■ **Raw records**
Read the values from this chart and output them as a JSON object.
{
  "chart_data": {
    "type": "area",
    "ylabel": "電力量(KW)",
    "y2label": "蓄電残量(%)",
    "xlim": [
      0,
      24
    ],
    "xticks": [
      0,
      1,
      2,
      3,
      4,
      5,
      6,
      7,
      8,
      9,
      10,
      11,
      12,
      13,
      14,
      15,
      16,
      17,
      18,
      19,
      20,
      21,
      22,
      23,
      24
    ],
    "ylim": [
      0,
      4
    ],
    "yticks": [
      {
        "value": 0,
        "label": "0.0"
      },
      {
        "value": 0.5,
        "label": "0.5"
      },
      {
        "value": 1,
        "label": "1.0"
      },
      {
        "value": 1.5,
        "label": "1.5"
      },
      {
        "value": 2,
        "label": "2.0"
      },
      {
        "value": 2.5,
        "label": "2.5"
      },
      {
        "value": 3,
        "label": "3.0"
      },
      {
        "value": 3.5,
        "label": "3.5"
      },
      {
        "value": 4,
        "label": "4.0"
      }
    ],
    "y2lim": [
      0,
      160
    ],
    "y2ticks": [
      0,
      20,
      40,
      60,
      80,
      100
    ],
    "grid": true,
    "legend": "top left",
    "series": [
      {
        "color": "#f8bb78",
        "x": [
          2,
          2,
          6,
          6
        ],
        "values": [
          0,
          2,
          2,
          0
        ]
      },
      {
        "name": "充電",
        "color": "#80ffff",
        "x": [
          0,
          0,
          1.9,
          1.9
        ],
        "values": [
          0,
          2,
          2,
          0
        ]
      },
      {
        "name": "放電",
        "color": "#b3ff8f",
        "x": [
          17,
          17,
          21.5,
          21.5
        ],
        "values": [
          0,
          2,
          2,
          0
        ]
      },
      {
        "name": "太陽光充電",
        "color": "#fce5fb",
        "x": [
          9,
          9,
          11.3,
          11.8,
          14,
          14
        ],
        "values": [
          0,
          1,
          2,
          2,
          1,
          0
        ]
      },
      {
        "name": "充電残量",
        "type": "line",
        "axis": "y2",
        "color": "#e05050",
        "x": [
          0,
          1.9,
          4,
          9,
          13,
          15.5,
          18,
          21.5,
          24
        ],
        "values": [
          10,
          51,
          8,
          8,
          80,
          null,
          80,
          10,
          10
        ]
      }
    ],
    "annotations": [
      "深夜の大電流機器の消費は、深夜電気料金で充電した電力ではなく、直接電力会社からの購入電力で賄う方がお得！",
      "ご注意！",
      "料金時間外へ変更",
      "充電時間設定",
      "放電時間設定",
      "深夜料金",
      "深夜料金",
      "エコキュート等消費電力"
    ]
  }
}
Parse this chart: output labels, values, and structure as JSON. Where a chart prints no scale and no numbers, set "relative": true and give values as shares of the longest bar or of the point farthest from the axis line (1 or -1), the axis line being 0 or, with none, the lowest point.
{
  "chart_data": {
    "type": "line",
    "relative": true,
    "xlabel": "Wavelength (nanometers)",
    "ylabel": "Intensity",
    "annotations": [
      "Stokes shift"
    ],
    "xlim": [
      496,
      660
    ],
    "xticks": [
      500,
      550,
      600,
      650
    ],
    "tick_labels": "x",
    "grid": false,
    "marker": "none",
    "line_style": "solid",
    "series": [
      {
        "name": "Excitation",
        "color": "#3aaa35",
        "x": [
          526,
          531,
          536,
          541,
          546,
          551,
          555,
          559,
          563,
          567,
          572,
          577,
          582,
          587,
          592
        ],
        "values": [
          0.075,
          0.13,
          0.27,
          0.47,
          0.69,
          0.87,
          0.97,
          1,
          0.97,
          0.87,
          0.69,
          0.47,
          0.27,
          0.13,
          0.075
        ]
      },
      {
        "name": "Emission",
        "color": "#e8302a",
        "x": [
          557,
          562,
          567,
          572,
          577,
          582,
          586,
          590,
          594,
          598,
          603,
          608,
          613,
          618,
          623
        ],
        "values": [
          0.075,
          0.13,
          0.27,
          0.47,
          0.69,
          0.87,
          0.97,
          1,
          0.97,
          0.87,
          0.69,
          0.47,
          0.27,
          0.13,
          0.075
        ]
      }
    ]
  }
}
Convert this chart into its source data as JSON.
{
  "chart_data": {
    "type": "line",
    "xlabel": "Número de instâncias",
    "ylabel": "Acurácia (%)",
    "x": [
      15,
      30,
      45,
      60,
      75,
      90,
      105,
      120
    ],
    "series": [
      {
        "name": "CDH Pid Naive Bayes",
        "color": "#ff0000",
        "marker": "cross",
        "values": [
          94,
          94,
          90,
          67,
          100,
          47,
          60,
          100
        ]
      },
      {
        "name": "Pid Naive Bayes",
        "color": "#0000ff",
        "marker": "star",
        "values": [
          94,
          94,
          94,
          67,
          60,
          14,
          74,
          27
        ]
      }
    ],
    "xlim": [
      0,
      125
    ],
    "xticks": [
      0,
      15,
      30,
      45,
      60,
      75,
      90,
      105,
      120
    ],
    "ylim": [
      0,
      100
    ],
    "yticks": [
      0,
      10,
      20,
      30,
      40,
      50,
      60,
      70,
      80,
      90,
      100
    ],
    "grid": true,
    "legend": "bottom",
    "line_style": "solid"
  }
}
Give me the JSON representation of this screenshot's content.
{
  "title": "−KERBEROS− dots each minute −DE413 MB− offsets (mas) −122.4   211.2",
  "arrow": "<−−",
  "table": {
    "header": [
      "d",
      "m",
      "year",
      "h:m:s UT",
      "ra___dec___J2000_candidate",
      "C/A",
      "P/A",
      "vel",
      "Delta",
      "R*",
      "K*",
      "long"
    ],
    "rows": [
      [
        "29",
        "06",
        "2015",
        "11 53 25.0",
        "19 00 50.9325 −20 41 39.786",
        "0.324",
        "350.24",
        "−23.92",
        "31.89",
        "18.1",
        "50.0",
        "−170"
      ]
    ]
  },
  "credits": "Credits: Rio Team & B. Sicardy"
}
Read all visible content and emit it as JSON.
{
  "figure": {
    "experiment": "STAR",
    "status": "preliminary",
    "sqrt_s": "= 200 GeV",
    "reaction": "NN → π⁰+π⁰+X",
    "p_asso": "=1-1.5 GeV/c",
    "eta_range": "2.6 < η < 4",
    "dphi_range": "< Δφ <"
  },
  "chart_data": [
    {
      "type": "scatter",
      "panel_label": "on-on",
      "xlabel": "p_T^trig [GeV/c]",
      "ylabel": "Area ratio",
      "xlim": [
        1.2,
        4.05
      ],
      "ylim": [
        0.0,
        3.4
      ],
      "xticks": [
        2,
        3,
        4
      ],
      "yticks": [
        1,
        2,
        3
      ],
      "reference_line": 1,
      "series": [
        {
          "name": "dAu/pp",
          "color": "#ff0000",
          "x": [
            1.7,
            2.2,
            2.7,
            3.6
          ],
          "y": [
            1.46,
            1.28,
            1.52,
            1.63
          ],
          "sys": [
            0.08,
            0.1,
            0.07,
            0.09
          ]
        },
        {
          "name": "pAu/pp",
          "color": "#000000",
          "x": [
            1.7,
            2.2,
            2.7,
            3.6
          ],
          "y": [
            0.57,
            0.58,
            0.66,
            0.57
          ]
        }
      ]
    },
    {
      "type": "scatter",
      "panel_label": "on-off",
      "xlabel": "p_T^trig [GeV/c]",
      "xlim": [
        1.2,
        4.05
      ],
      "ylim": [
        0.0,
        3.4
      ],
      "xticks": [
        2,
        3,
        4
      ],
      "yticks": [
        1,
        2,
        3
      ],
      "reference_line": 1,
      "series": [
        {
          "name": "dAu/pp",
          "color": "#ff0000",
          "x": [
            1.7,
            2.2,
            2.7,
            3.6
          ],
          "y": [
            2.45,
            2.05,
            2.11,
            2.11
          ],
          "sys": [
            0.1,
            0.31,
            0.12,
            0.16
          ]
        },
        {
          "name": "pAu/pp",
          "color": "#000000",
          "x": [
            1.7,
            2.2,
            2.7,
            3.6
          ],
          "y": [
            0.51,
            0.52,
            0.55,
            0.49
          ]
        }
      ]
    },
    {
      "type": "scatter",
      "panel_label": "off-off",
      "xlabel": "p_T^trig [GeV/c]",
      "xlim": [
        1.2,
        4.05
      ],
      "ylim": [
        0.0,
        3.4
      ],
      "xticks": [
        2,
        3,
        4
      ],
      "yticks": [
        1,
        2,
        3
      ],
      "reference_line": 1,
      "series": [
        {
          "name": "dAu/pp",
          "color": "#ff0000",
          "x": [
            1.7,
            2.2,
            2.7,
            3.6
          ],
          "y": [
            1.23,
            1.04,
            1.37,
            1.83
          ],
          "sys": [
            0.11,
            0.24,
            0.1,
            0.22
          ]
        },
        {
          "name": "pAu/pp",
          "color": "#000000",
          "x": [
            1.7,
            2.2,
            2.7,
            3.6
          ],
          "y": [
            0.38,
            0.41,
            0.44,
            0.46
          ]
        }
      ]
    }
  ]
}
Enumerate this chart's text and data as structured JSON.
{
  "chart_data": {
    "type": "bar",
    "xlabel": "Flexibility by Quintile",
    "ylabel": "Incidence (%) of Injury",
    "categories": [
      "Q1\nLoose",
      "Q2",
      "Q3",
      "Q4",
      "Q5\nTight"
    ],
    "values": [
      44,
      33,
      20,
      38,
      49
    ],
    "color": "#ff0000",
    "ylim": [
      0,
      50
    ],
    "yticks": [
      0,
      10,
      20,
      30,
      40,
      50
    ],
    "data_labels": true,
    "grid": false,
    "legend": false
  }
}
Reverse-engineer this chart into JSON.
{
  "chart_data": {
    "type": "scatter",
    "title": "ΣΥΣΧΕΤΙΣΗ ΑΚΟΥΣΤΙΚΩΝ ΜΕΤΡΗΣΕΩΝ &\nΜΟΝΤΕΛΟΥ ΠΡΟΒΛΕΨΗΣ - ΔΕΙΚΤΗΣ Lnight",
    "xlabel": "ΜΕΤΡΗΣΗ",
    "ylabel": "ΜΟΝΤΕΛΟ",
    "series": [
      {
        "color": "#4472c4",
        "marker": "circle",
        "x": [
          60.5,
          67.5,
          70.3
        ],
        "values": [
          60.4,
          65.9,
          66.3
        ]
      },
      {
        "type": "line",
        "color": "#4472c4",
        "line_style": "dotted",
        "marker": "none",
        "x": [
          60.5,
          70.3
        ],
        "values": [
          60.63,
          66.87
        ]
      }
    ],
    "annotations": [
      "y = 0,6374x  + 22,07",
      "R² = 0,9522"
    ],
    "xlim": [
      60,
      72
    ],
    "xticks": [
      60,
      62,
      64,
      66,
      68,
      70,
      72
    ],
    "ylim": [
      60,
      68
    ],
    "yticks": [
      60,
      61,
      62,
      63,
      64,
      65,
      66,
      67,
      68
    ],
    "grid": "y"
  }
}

■ **Task goal**
Copy every line from the records above that contains the word "content".

■ **Answer for the task**
Give me the JSON representation of this screenshot's content.
Read all visible content and emit it as JSON.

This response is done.